Given request
Without altering anything, output the material below.
+++ Input rows +++
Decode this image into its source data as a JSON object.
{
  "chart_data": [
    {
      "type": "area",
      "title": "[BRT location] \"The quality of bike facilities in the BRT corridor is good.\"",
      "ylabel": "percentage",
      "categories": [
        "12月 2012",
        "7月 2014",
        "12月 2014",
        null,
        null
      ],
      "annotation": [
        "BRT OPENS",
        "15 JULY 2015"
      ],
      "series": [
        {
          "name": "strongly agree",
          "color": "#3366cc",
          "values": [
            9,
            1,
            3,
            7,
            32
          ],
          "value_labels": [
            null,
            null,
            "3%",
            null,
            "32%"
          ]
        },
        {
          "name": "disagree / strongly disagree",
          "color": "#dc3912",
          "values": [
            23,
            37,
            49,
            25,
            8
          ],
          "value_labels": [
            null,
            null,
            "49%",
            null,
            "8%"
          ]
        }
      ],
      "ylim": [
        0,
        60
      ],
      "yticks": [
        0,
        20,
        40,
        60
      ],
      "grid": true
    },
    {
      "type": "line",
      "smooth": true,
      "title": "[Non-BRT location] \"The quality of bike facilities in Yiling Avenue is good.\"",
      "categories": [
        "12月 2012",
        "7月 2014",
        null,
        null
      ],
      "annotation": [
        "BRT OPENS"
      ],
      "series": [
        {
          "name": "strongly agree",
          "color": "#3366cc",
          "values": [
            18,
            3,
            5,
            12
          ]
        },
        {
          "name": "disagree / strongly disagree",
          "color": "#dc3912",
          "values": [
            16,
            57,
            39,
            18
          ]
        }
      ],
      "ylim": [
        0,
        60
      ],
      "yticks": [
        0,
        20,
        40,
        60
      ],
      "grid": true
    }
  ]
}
+++
Exercise response
Decode this image into its source data as a JSON object.
{
  "chart_data": [
    {
      "type": "area",
      "title": "[BRT location] \"The quality of bike facilities in the BRT corridor is good.\"",
      "ylabel": "percentage",
      "categories": [
        "12月 2012",
        "7月 2014",
        "12月 2014",
        null,
        null
      ],
      "annotation": [
        "BRT OPENS",
        "15 JULY 2015"
      ],
      "series": [
        {
          "name": "strongly agree",
          "color": "#3366cc",
          "values": [
            9,
            1,
            3,
            7,
            32
          ],
          "value_labels": [
            null,
            null,
            "3%",
            null,
            "32%"
          ]
        },
        {
          "name": "disagree / strongly disagree",
          "color": "#dc3912",
          "values": [
            23,
            37,
            49,
            25,
            8
          ],
          "value_labels": [
            null,
            null,
            "49%",
            null,
            "8%"
          ]
        }
      ],
      "ylim": [
        0,
        60
      ],
      "yticks": [
        0,
        20,
        40,
        60
      ],
      "grid": true
    },
    {
      "type": "line",
      "smooth": true,
      "title": "[Non-BRT location] \"The quality of bike facilities in Yiling Avenue is good.\"",
      "categories": [
        "12月 2012",
        "7月 2014",
        null,
        null
      ],
      "annotation": [
        "BRT OPENS"
      ],
      "series": [
        {
          "name": "strongly agree",
          "color": "#3366cc",
          "values": [
            18,
            3,
            5,
            12
          ]
        },
        {
          "name": "disagree / strongly disagree",
          "color": "#dc3912",
          "values": [
            16,
            57,
            39,
            18
          ]
        }
      ],
      "ylim": [
        0,
        60
      ],
      "yticks": [
        0,
        20,
        40,
        60
      ],
      "grid": true
    }
  ]
}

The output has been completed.